What is being asked:
From the entries provided below, copy each line that contains the word "Ödeme".

Data shown:
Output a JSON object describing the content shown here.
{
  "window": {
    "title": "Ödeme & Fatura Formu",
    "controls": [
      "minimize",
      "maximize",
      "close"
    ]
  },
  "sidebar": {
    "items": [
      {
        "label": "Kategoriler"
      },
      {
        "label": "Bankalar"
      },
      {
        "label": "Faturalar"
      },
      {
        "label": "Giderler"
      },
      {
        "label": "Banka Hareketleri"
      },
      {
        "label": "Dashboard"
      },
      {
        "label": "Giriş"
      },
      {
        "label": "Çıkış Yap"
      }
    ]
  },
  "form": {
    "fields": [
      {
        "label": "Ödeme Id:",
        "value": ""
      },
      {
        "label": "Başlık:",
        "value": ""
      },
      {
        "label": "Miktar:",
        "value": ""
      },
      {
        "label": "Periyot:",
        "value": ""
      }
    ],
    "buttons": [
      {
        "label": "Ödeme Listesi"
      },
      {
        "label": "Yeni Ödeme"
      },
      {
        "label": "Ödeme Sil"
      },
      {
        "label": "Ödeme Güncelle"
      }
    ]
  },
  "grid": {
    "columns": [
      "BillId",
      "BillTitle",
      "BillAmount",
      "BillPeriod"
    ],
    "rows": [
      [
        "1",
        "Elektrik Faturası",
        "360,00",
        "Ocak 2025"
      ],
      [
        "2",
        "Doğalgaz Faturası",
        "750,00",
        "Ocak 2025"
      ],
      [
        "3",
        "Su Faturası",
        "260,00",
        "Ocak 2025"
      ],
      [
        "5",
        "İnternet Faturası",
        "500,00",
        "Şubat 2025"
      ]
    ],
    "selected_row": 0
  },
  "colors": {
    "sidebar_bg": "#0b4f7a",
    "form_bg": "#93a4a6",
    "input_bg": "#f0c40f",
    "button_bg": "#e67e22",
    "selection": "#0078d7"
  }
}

==

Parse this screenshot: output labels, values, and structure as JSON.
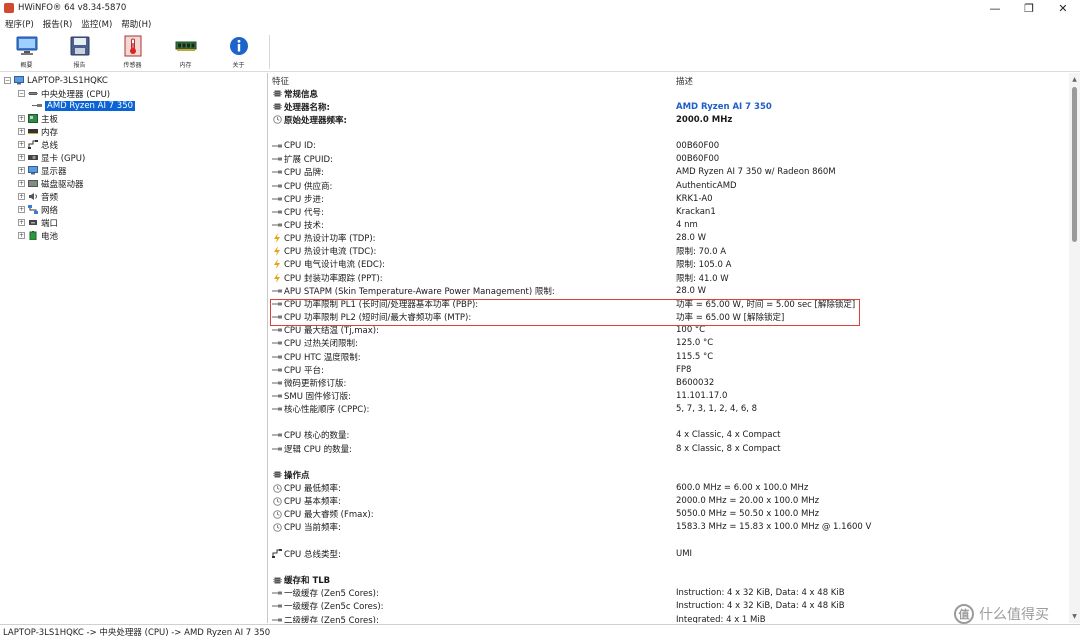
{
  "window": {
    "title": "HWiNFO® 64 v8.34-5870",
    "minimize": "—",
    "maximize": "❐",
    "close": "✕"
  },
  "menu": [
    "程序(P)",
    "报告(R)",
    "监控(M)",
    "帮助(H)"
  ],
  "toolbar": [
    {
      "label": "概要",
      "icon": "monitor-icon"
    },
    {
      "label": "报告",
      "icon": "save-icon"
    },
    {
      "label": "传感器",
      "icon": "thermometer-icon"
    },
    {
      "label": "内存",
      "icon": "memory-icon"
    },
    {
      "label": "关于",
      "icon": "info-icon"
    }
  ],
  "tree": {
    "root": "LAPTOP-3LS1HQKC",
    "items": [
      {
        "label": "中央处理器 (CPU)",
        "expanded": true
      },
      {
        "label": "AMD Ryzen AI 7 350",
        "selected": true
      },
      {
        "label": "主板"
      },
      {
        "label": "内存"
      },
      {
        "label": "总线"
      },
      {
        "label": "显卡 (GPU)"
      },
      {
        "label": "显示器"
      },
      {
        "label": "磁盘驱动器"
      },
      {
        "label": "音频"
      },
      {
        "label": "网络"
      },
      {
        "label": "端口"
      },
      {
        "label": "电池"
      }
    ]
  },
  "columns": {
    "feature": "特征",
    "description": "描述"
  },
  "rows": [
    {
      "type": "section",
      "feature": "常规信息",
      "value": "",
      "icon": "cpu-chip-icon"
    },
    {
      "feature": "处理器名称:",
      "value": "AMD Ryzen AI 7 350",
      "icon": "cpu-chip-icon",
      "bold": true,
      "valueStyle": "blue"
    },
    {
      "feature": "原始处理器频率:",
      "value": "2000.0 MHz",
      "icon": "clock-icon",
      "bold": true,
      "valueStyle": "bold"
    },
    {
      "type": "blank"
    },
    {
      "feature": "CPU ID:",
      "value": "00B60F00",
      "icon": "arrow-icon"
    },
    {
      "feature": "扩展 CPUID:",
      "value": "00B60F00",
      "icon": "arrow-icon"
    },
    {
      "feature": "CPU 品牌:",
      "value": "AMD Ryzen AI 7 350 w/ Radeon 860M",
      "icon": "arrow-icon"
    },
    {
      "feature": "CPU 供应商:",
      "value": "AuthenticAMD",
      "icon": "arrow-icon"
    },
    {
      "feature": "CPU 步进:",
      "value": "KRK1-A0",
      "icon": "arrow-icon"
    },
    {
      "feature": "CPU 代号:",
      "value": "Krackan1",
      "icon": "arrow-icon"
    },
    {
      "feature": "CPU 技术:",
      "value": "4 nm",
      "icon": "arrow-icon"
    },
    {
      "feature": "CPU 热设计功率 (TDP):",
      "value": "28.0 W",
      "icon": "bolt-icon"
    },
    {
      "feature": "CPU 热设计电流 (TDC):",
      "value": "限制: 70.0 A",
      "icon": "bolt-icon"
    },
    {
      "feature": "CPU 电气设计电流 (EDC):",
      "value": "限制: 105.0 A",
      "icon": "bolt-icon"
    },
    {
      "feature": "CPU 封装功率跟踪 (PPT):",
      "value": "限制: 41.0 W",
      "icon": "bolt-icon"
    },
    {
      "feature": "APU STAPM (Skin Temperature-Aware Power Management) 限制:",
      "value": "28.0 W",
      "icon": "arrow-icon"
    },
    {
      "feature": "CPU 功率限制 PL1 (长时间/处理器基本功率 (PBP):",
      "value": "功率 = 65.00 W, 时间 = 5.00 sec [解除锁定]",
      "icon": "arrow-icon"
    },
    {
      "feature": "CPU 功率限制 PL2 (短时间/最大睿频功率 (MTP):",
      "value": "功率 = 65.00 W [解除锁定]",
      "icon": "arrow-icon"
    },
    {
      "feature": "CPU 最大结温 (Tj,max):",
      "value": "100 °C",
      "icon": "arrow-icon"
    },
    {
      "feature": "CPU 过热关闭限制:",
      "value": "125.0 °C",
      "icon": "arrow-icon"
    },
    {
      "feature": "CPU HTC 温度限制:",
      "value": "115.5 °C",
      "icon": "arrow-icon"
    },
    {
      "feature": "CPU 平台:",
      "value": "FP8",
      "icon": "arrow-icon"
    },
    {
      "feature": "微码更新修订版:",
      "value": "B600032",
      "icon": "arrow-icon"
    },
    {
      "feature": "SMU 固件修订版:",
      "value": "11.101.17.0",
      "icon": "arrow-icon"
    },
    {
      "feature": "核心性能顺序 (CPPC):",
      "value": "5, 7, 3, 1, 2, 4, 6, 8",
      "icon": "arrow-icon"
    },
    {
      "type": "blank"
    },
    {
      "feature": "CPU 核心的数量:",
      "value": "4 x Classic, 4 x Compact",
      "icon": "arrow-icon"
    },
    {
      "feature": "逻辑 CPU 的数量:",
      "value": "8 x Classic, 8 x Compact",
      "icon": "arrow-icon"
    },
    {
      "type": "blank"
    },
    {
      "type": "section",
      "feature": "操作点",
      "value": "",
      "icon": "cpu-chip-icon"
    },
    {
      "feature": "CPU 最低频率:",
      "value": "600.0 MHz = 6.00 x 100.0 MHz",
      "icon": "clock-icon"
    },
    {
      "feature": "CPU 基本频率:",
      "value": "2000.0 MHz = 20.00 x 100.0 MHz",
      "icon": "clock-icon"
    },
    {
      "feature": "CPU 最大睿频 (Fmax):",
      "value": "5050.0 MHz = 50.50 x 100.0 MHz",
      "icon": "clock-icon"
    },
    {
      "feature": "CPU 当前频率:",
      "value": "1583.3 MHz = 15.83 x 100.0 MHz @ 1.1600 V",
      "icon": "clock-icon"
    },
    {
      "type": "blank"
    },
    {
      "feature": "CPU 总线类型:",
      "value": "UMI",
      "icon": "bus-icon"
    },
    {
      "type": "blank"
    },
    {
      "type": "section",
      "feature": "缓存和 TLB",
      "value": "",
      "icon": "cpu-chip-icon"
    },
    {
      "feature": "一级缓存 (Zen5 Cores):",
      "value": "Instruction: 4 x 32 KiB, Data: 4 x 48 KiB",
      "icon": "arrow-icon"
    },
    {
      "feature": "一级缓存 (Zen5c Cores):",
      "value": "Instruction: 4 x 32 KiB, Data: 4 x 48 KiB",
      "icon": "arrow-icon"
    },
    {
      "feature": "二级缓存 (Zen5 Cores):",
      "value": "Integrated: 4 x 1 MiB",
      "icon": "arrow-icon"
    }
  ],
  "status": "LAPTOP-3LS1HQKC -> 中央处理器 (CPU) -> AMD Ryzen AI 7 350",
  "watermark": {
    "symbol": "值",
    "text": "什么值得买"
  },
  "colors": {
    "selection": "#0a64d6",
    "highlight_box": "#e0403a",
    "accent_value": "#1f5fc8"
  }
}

Exercise answer:
    "title": "Ödeme & Fatura Formu",
        "label": "Ödeme Id:",
        "label": "Ödeme Listesi"
        "label": "Yeni Ödeme"
        "label": "Ödeme Sil"
        "label": "Ödeme Güncelle"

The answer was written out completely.